Reproduce the listing below word for word, with no pictures.

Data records
+ + + +
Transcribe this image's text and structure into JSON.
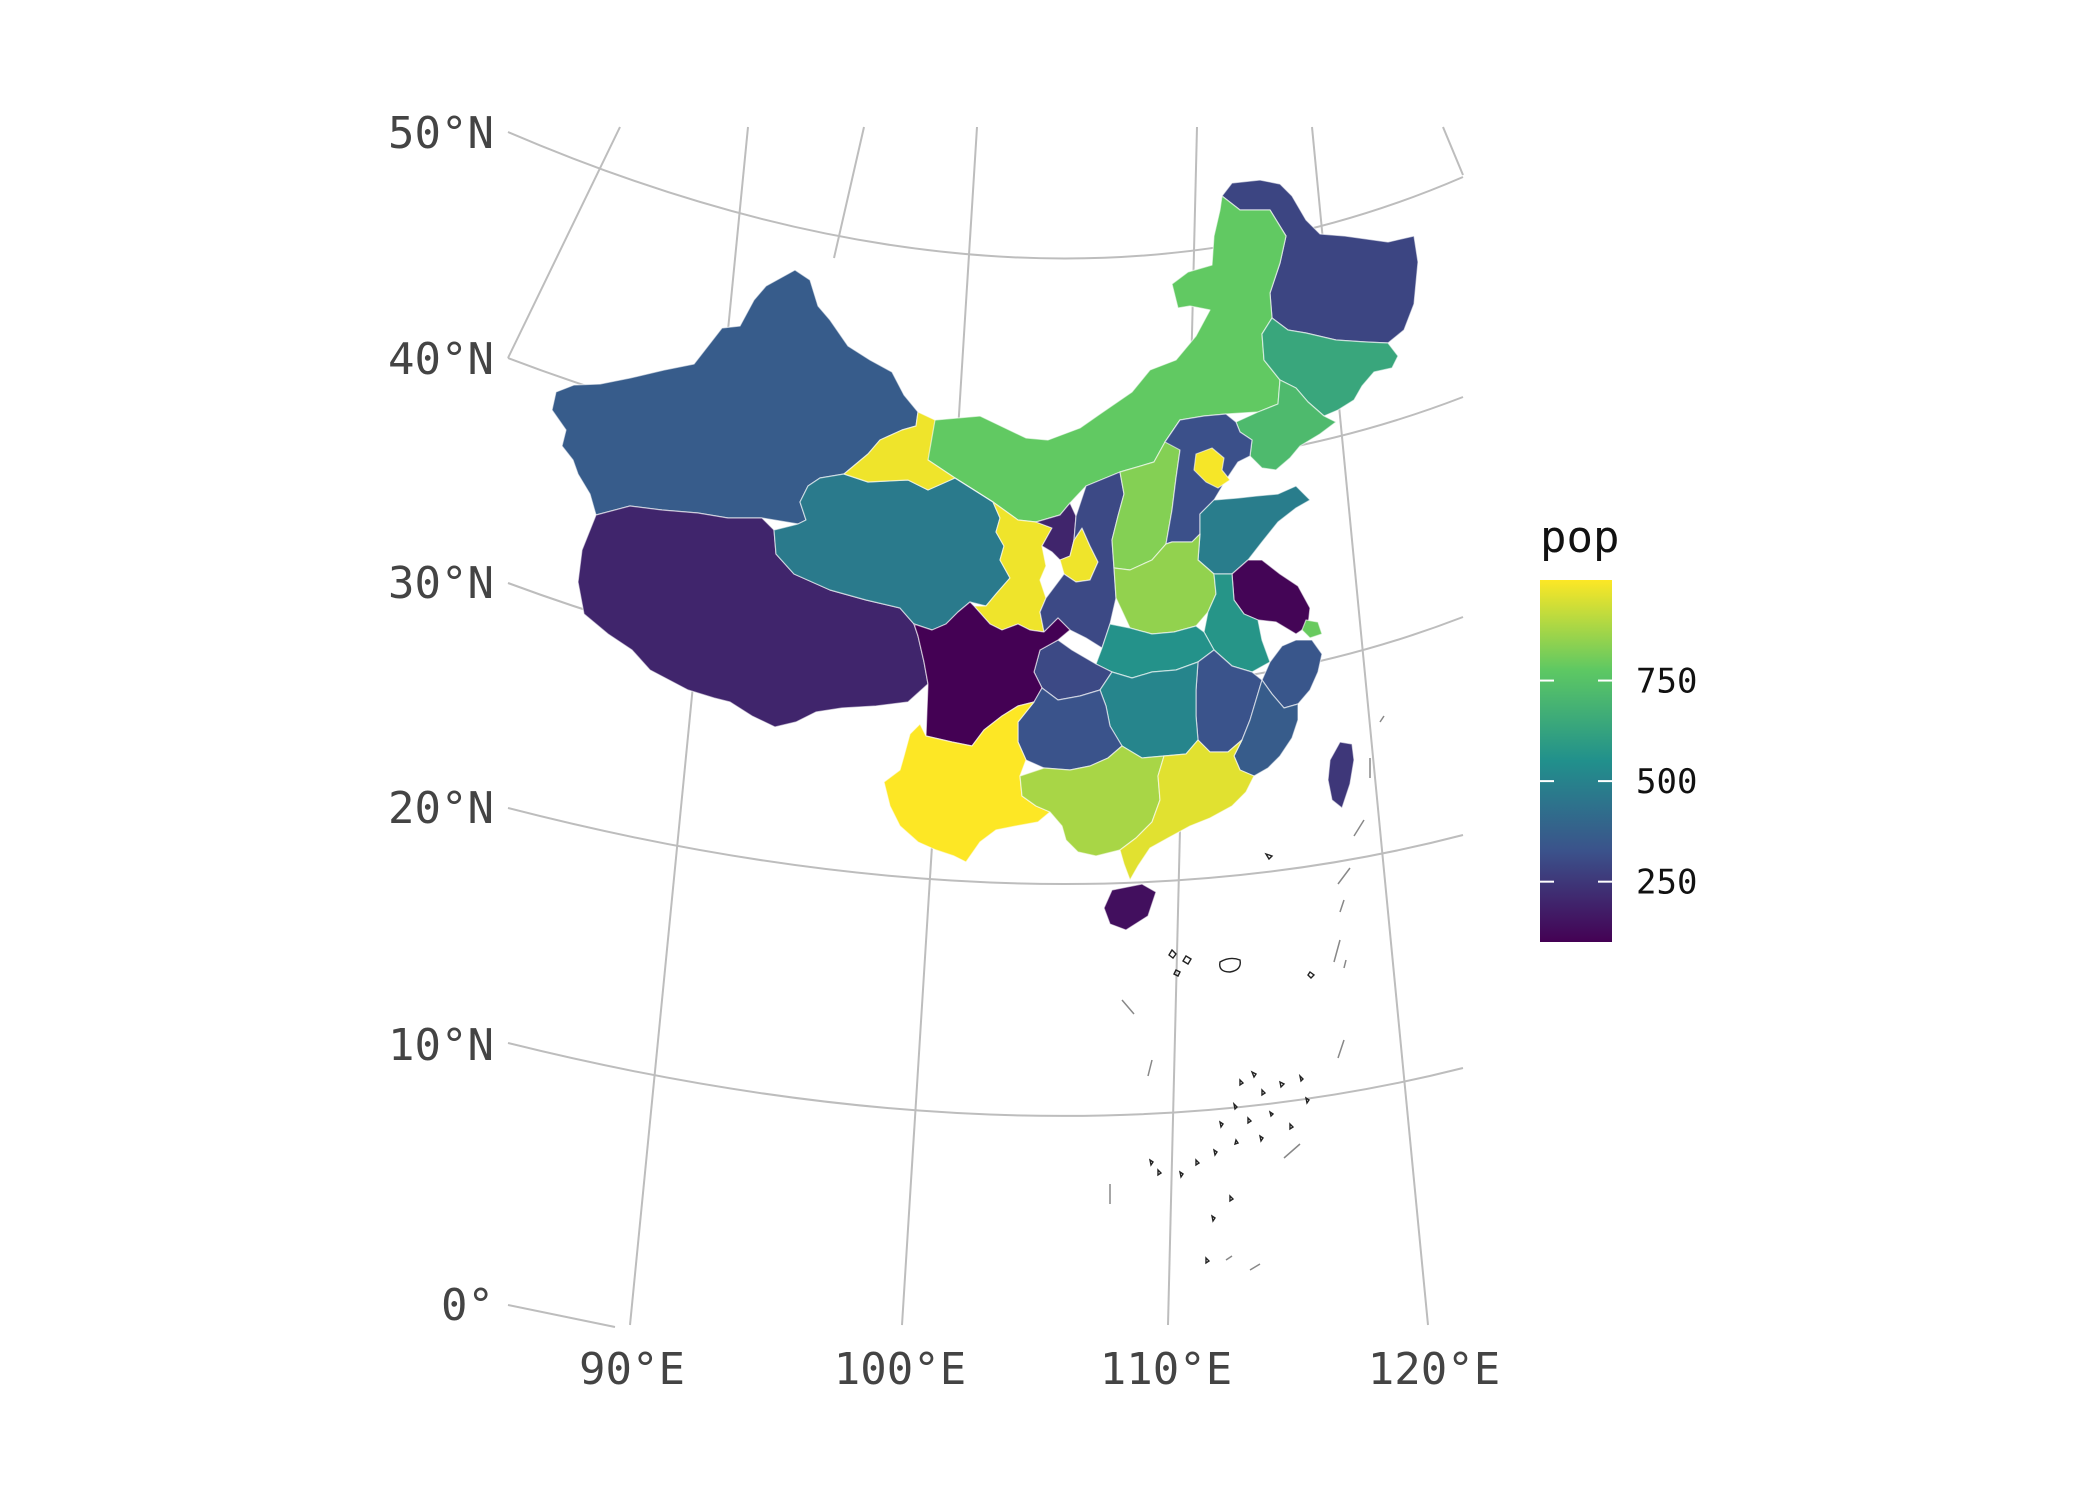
{
  "map": {
    "projection": "conic",
    "lat_ticks": [
      {
        "value": 50,
        "label": "50°N"
      },
      {
        "value": 40,
        "label": "40°N"
      },
      {
        "value": 30,
        "label": "30°N"
      },
      {
        "value": 20,
        "label": "20°N"
      },
      {
        "value": 10,
        "label": "10°N"
      },
      {
        "value": 0,
        "label": "0°"
      }
    ],
    "lon_ticks": [
      {
        "value": 90,
        "label": "90°E"
      },
      {
        "value": 100,
        "label": "100°E"
      },
      {
        "value": 110,
        "label": "110°E"
      },
      {
        "value": 120,
        "label": "120°E"
      }
    ],
    "grid": true,
    "provinces": [
      {
        "key": "heilongjiang",
        "pop": 290
      },
      {
        "key": "jilin",
        "pop": 640
      },
      {
        "key": "liaoning",
        "pop": 720
      },
      {
        "key": "inner_mongolia",
        "pop": 780
      },
      {
        "key": "xinjiang",
        "pop": 360
      },
      {
        "key": "tibet",
        "pop": 200
      },
      {
        "key": "qinghai",
        "pop": 470
      },
      {
        "key": "gansu",
        "pop": 980
      },
      {
        "key": "ningxia",
        "pop": 200
      },
      {
        "key": "shaanxi",
        "pop": 300
      },
      {
        "key": "shanxi",
        "pop": 830
      },
      {
        "key": "hebei",
        "pop": 320
      },
      {
        "key": "beijing",
        "pop": 990
      },
      {
        "key": "shandong",
        "pop": 480
      },
      {
        "key": "henan",
        "pop": 850
      },
      {
        "key": "jiangsu",
        "pop": 110
      },
      {
        "key": "shanghai",
        "pop": 790
      },
      {
        "key": "anhui",
        "pop": 570
      },
      {
        "key": "hubei",
        "pop": 560
      },
      {
        "key": "chongqing",
        "pop": 300
      },
      {
        "key": "sichuan",
        "pop": 100
      },
      {
        "key": "zhejiang",
        "pop": 340
      },
      {
        "key": "jiangxi",
        "pop": 330
      },
      {
        "key": "hunan",
        "pop": 510
      },
      {
        "key": "guizhou",
        "pop": 330
      },
      {
        "key": "fujian",
        "pop": 360
      },
      {
        "key": "taiwan",
        "pop": 250
      },
      {
        "key": "yunnan",
        "pop": 1000
      },
      {
        "key": "guangxi",
        "pop": 880
      },
      {
        "key": "guangdong",
        "pop": 960
      },
      {
        "key": "hainan",
        "pop": 140
      }
    ]
  },
  "legend": {
    "title": "pop",
    "min": 100,
    "max": 1000,
    "position": "right",
    "colormap": "viridis",
    "ticks": [
      {
        "value": 750,
        "label": "750"
      },
      {
        "value": 500,
        "label": "500"
      },
      {
        "value": 250,
        "label": "250"
      }
    ]
  }
}
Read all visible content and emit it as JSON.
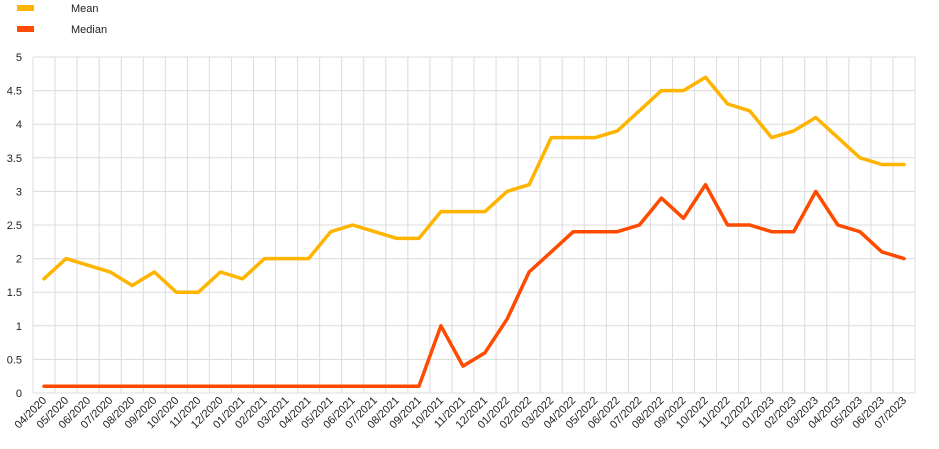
{
  "chart_data": {
    "type": "line",
    "title": "",
    "xlabel": "",
    "ylabel": "",
    "ylim": [
      0,
      5
    ],
    "yticks": [
      "0",
      "0.5",
      "1",
      "1.5",
      "2",
      "2.5",
      "3",
      "3.5",
      "4",
      "4.5",
      "5"
    ],
    "grid": "on",
    "legend_position": "top-left",
    "categories": [
      "04/2020",
      "05/2020",
      "06/2020",
      "07/2020",
      "08/2020",
      "09/2020",
      "10/2020",
      "11/2020",
      "12/2020",
      "01/2021",
      "02/2021",
      "03/2021",
      "04/2021",
      "05/2021",
      "06/2021",
      "07/2021",
      "08/2021",
      "09/2021",
      "10/2021",
      "11/2021",
      "12/2021",
      "01/2022",
      "02/2022",
      "03/2022",
      "04/2022",
      "05/2022",
      "06/2022",
      "07/2022",
      "08/2022",
      "09/2022",
      "10/2022",
      "11/2022",
      "12/2022",
      "01/2023",
      "02/2023",
      "03/2023",
      "04/2023",
      "05/2023",
      "06/2023",
      "07/2023"
    ],
    "series": [
      {
        "name": "Mean",
        "color": "#FFB400",
        "values": [
          1.7,
          2.0,
          1.9,
          1.8,
          1.6,
          1.8,
          1.5,
          1.5,
          1.8,
          1.7,
          2.0,
          2.0,
          2.0,
          2.4,
          2.5,
          2.4,
          2.3,
          2.3,
          2.7,
          2.7,
          2.7,
          3.0,
          3.1,
          3.8,
          3.8,
          3.8,
          3.9,
          4.2,
          4.5,
          4.5,
          4.7,
          4.3,
          4.2,
          3.8,
          3.9,
          4.1,
          3.8,
          3.5,
          3.4,
          3.4
        ]
      },
      {
        "name": "Median",
        "color": "#FF4B00",
        "values": [
          0.1,
          0.1,
          0.1,
          0.1,
          0.1,
          0.1,
          0.1,
          0.1,
          0.1,
          0.1,
          0.1,
          0.1,
          0.1,
          0.1,
          0.1,
          0.1,
          0.1,
          0.1,
          1.0,
          0.4,
          0.6,
          1.1,
          1.8,
          2.1,
          2.4,
          2.4,
          2.4,
          2.5,
          2.9,
          2.6,
          3.1,
          2.5,
          2.5,
          2.4,
          2.4,
          3.0,
          2.5,
          2.4,
          2.1,
          2.0
        ]
      }
    ]
  }
}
+ + + +
FULL OUTPUT -
Transcribe this image's text and structure into JSON.
{
  "map": {
    "projection": "conic",
    "lat_ticks": [
      {
        "value": 50,
        "label": "50°N"
      },
      {
        "value": 40,
        "label": "40°N"
      },
      {
        "value": 30,
        "label": "30°N"
      },
      {
        "value": 20,
        "label": "20°N"
      },
      {
        "value": 10,
        "label": "10°N"
      },
      {
        "value": 0,
        "label": "0°"
      }
    ],
    "lon_ticks": [
      {
        "value": 90,
        "label": "90°E"
      },
      {
        "value": 100,
        "label": "100°E"
      },
      {
        "value": 110,
        "label": "110°E"
      },
      {
        "value": 120,
        "label": "120°E"
      }
    ],
    "grid": true,
    "provinces": [
      {
        "key": "heilongjiang",
        "pop": 290
      },
      {
        "key": "jilin",
        "pop": 640
      },
      {
        "key": "liaoning",
        "pop": 720
      },
      {
        "key": "inner_mongolia",
        "pop": 780
      },
      {
        "key": "xinjiang",
        "pop": 360
      },
      {
        "key": "tibet",
        "pop": 200
      },
      {
        "key": "qinghai",
        "pop": 470
      },
      {
        "key": "gansu",
        "pop": 980
      },
      {
        "key": "ningxia",
        "pop": 200
      },
      {
        "key": "shaanxi",
        "pop": 300
      },
      {
        "key": "shanxi",
        "pop": 830
      },
      {
        "key": "hebei",
        "pop": 320
      },
      {
        "key": "beijing",
        "pop": 990
      },
      {
        "key": "shandong",
        "pop": 480
      },
      {
        "key": "henan",
        "pop": 850
      },
      {
        "key": "jiangsu",
        "pop": 110
      },
      {
        "key": "shanghai",
        "pop": 790
      },
      {
        "key": "anhui",
        "pop": 570
      },
      {
        "key": "hubei",
        "pop": 560
      },
      {
        "key": "chongqing",
        "pop": 300
      },
      {
        "key": "sichuan",
        "pop": 100
      },
      {
        "key": "zhejiang",
        "pop": 340
      },
      {
        "key": "jiangxi",
        "pop": 330
      },
      {
        "key": "hunan",
        "pop": 510
      },
      {
        "key": "guizhou",
        "pop": 330
      },
      {
        "key": "fujian",
        "pop": 360
      },
      {
        "key": "taiwan",
        "pop": 250
      },
      {
        "key": "yunnan",
        "pop": 1000
      },
      {
        "key": "guangxi",
        "pop": 880
      },
      {
        "key": "guangdong",
        "pop": 960
      },
      {
        "key": "hainan",
        "pop": 140
      }
    ]
  },
  "legend": {
    "title": "pop",
    "min": 100,
    "max": 1000,
    "position": "right",
    "colormap": "viridis",
    "ticks": [
      {
        "value": 750,
        "label": "750"
      },
      {
        "value": 500,
        "label": "500"
      },
      {
        "value": 250,
        "label": "250"
      }
    ]
  }
}
Read all visible content and emit it as JSON.
{
  "chart_data": {
    "type": "line",
    "title": "",
    "xlabel": "",
    "ylabel": "",
    "ylim": [
      0,
      5
    ],
    "yticks": [
      "0",
      "0.5",
      "1",
      "1.5",
      "2",
      "2.5",
      "3",
      "3.5",
      "4",
      "4.5",
      "5"
    ],
    "grid": "on",
    "legend_position": "top-left",
    "categories": [
      "04/2020",
      "05/2020",
      "06/2020",
      "07/2020",
      "08/2020",
      "09/2020",
      "10/2020",
      "11/2020",
      "12/2020",
      "01/2021",
      "02/2021",
      "03/2021",
      "04/2021",
      "05/2021",
      "06/2021",
      "07/2021",
      "08/2021",
      "09/2021",
      "10/2021",
      "11/2021",
      "12/2021",
      "01/2022",
      "02/2022",
      "03/2022",
      "04/2022",
      "05/2022",
      "06/2022",
      "07/2022",
      "08/2022",
      "09/2022",
      "10/2022",
      "11/2022",
      "12/2022",
      "01/2023",
      "02/2023",
      "03/2023",
      "04/2023",
      "05/2023",
      "06/2023",
      "07/2023"
    ],
    "series": [
      {
        "name": "Mean",
        "color": "#FFB400",
        "values": [
          1.7,
          2.0,
          1.9,
          1.8,
          1.6,
          1.8,
          1.5,
          1.5,
          1.8,
          1.7,
          2.0,
          2.0,
          2.0,
          2.4,
          2.5,
          2.4,
          2.3,
          2.3,
          2.7,
          2.7,
          2.7,
          3.0,
          3.1,
          3.8,
          3.8,
          3.8,
          3.9,
          4.2,
          4.5,
          4.5,
          4.7,
          4.3,
          4.2,
          3.8,
          3.9,
          4.1,
          3.8,
          3.5,
          3.4,
          3.4
        ]
      },
      {
        "name": "Median",
        "color": "#FF4B00",
        "values": [
          0.1,
          0.1,
          0.1,
          0.1,
          0.1,
          0.1,
          0.1,
          0.1,
          0.1,
          0.1,
          0.1,
          0.1,
          0.1,
          0.1,
          0.1,
          0.1,
          0.1,
          0.1,
          1.0,
          0.4,
          0.6,
          1.1,
          1.8,
          2.1,
          2.4,
          2.4,
          2.4,
          2.5,
          2.9,
          2.6,
          3.1,
          2.5,
          2.5,
          2.4,
          2.4,
          3.0,
          2.5,
          2.4,
          2.1,
          2.0
        ]
      }
    ]
  }
}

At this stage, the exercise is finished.